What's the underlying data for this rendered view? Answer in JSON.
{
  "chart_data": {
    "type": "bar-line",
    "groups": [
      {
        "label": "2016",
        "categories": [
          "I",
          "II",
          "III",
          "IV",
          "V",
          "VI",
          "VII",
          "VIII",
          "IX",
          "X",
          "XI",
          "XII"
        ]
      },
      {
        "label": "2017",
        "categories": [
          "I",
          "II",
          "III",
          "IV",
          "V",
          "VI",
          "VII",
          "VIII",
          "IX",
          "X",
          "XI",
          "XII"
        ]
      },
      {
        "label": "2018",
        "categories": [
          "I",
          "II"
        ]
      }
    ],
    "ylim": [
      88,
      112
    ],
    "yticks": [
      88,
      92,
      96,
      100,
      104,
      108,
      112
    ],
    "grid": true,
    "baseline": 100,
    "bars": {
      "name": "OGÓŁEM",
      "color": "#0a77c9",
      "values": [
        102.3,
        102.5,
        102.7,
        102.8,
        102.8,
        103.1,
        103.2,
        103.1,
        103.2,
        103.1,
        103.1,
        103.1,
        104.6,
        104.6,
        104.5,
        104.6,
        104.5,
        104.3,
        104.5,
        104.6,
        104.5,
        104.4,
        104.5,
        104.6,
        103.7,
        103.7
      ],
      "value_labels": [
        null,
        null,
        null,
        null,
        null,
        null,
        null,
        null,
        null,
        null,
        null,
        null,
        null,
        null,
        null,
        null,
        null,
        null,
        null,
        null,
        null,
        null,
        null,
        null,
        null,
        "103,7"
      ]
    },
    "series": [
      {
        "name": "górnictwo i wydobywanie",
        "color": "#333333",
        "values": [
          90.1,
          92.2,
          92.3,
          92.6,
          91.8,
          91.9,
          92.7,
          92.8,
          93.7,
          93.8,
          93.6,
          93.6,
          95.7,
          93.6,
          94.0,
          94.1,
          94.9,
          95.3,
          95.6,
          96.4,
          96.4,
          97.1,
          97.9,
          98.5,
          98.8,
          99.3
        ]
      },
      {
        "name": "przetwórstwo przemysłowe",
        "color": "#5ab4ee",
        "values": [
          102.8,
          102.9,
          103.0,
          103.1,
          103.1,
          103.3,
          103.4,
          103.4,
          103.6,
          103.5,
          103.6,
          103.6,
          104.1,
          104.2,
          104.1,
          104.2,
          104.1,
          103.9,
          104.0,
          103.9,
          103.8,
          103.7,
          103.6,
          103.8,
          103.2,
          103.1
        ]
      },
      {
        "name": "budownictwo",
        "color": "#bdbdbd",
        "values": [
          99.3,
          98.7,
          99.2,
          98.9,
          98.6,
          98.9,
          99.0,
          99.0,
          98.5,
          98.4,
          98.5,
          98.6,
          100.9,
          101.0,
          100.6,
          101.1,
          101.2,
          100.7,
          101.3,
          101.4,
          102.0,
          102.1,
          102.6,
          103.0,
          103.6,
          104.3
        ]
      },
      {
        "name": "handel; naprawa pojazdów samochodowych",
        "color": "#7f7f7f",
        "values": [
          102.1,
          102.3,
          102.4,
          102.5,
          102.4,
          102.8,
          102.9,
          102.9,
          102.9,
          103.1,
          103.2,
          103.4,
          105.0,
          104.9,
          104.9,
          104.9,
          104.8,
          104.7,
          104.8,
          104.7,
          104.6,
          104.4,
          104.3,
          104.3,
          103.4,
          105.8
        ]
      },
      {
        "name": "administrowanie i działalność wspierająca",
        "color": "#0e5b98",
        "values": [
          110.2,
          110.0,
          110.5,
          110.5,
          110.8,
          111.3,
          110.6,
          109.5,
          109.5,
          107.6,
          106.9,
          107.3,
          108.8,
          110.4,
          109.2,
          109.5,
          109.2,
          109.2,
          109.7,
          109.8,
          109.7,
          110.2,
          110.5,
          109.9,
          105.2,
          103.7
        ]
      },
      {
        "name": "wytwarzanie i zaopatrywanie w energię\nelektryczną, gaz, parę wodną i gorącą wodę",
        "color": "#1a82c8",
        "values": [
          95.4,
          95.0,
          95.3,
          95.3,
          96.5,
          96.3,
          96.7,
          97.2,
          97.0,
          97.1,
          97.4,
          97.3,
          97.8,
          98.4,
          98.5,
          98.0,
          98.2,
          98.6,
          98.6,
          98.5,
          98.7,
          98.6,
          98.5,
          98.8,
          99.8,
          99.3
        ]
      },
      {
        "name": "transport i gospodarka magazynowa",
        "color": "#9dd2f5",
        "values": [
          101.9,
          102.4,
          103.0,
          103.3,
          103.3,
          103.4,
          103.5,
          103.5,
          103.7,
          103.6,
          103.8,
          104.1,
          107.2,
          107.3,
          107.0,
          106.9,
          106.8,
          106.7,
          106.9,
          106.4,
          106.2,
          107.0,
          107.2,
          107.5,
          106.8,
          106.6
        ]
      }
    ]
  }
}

**Work instructions:**
Find each line in the records holding the string "color" and show it.

**Answer:**
      "color": "#0a77c9",
        "color": "#333333",
        "color": "#5ab4ee",
        "color": "#bdbdbd",
        "color": "#7f7f7f",
        "color": "#0e5b98",
        "color": "#1a82c8",
        "color": "#9dd2f5",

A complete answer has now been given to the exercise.